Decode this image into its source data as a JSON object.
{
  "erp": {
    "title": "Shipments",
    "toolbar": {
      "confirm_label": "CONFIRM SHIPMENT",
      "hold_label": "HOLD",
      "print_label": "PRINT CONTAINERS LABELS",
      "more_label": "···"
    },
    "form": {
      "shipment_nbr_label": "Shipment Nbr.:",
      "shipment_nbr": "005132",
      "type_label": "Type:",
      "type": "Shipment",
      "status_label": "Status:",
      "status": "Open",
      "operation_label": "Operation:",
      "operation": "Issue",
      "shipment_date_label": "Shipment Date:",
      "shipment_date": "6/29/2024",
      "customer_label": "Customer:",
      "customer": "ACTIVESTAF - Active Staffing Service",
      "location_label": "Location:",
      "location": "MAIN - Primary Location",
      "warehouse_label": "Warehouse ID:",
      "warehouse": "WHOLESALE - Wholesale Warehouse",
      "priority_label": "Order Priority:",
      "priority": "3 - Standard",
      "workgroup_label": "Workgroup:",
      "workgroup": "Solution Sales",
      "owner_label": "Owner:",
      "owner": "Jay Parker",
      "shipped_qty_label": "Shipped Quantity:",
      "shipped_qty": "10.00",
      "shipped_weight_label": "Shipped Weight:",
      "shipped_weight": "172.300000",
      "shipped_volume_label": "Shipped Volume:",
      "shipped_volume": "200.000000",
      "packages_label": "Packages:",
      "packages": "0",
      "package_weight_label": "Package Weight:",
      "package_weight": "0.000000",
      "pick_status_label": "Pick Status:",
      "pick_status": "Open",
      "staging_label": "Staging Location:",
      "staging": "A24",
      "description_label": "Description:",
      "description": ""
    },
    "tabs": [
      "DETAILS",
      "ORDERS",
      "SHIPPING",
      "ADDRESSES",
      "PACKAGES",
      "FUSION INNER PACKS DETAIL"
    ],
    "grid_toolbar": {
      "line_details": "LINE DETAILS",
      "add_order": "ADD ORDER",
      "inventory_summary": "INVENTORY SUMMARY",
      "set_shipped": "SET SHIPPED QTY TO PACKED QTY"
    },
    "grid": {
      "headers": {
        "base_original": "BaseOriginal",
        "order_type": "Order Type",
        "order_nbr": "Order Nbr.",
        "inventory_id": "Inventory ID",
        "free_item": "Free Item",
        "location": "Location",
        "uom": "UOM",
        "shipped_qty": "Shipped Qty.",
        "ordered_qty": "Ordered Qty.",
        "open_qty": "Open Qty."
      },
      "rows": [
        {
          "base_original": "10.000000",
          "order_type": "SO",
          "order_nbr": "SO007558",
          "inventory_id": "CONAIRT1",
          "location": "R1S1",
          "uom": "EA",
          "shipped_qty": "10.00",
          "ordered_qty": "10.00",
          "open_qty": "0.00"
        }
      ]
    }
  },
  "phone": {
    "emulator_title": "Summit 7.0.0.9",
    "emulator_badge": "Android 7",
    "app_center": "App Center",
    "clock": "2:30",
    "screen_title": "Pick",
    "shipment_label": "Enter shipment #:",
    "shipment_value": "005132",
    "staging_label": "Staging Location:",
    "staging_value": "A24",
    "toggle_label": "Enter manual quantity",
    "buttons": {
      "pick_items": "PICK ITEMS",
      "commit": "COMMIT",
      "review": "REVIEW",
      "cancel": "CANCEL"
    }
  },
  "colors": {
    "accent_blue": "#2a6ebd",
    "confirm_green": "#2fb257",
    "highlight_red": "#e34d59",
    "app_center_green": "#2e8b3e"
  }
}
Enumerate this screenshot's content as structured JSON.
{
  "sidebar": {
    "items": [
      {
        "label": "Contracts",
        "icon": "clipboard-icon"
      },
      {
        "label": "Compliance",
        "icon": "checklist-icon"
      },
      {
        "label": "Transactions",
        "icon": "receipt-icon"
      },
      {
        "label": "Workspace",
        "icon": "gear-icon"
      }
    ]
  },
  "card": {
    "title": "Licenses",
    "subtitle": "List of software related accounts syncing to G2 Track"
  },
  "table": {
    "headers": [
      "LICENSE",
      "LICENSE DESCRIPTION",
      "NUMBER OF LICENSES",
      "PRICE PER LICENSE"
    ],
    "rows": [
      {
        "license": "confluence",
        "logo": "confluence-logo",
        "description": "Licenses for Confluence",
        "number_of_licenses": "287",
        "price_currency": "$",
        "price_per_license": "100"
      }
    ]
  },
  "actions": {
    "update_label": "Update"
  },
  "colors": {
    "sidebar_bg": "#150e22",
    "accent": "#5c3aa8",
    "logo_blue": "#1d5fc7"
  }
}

## What this task involves
Return every line exactly.

## Complete output
Decode this image into its source data as a JSON object.
{
  "erp": {
    "title": "Shipments",
    "toolbar": {
      "confirm_label": "CONFIRM SHIPMENT",
      "hold_label": "HOLD",
      "print_label": "PRINT CONTAINERS LABELS",
      "more_label": "···"
    },
    "form": {
      "shipment_nbr_label": "Shipment Nbr.:",
      "shipment_nbr": "005132",
      "type_label": "Type:",
      "type": "Shipment",
      "status_label": "Status:",
      "status": "Open",
      "operation_label": "Operation:",
      "operation": "Issue",
      "shipment_date_label": "Shipment Date:",
      "shipment_date": "6/29/2024",
      "customer_label": "Customer:",
      "customer": "ACTIVESTAF - Active Staffing Service",
      "location_label": "Location:",
      "location": "MAIN - Primary Location",
      "warehouse_label": "Warehouse ID:",
      "warehouse": "WHOLESALE - Wholesale Warehouse",
      "priority_label": "Order Priority:",
      "priority": "3 - Standard",
      "workgroup_label": "Workgroup:",
      "workgroup": "Solution Sales",
      "owner_label": "Owner:",
      "owner": "Jay Parker",
      "shipped_qty_label": "Shipped Quantity:",
      "shipped_qty": "10.00",
      "shipped_weight_label": "Shipped Weight:",
      "shipped_weight": "172.300000",
      "shipped_volume_label": "Shipped Volume:",
      "shipped_volume": "200.000000",
      "packages_label": "Packages:",
      "packages": "0",
      "package_weight_label": "Package Weight:",
      "package_weight": "0.000000",
      "pick_status_label": "Pick Status:",
      "pick_status": "Open",
      "staging_label": "Staging Location:",
      "staging": "A24",
      "description_label": "Description:",
      "description": ""
    },
    "tabs": [
      "DETAILS",
      "ORDERS",
      "SHIPPING",
      "ADDRESSES",
      "PACKAGES",
      "FUSION INNER PACKS DETAIL"
    ],
    "grid_toolbar": {
      "line_details": "LINE DETAILS",
      "add_order": "ADD ORDER",
      "inventory_summary": "INVENTORY SUMMARY",
      "set_shipped": "SET SHIPPED QTY TO PACKED QTY"
    },
    "grid": {
      "headers": {
        "base_original": "BaseOriginal",
        "order_type": "Order Type",
        "order_nbr": "Order Nbr.",
        "inventory_id": "Inventory ID",
        "free_item": "Free Item",
        "location": "Location",
        "uom": "UOM",
        "shipped_qty": "Shipped Qty.",
        "ordered_qty": "Ordered Qty.",
        "open_qty": "Open Qty."
      },
      "rows": [
        {
          "base_original": "10.000000",
          "order_type": "SO",
          "order_nbr": "SO007558",
          "inventory_id": "CONAIRT1",
          "location": "R1S1",
          "uom": "EA",
          "shipped_qty": "10.00",
          "ordered_qty": "10.00",
          "open_qty": "0.00"
        }
      ]
    }
  },
  "phone": {
    "emulator_title": "Summit 7.0.0.9",
    "emulator_badge": "Android 7",
    "app_center": "App Center",
    "clock": "2:30",
    "screen_title": "Pick",
    "shipment_label": "Enter shipment #:",
    "shipment_value": "005132",
    "staging_label": "Staging Location:",
    "staging_value": "A24",
    "toggle_label": "Enter manual quantity",
    "buttons": {
      "pick_items": "PICK ITEMS",
      "commit": "COMMIT",
      "review": "REVIEW",
      "cancel": "CANCEL"
    }
  },
  "colors": {
    "accent_blue": "#2a6ebd",
    "confirm_green": "#2fb257",
    "highlight_red": "#e34d59",
    "app_center_green": "#2e8b3e"
  }
}
Enumerate this screenshot's content as structured JSON.
{
  "sidebar": {
    "items": [
      {
        "label": "Contracts",
        "icon": "clipboard-icon"
      },
      {
        "label": "Compliance",
        "icon": "checklist-icon"
      },
      {
        "label": "Transactions",
        "icon": "receipt-icon"
      },
      {
        "label": "Workspace",
        "icon": "gear-icon"
      }
    ]
  },
  "card": {
    "title": "Licenses",
    "subtitle": "List of software related accounts syncing to G2 Track"
  },
  "table": {
    "headers": [
      "LICENSE",
      "LICENSE DESCRIPTION",
      "NUMBER OF LICENSES",
      "PRICE PER LICENSE"
    ],
    "rows": [
      {
        "license": "confluence",
        "logo": "confluence-logo",
        "description": "Licenses for Confluence",
        "number_of_licenses": "287",
        "price_currency": "$",
        "price_per_license": "100"
      }
    ]
  },
  "actions": {
    "update_label": "Update"
  },
  "colors": {
    "sidebar_bg": "#150e22",
    "accent": "#5c3aa8",
    "logo_blue": "#1d5fc7"
  }
}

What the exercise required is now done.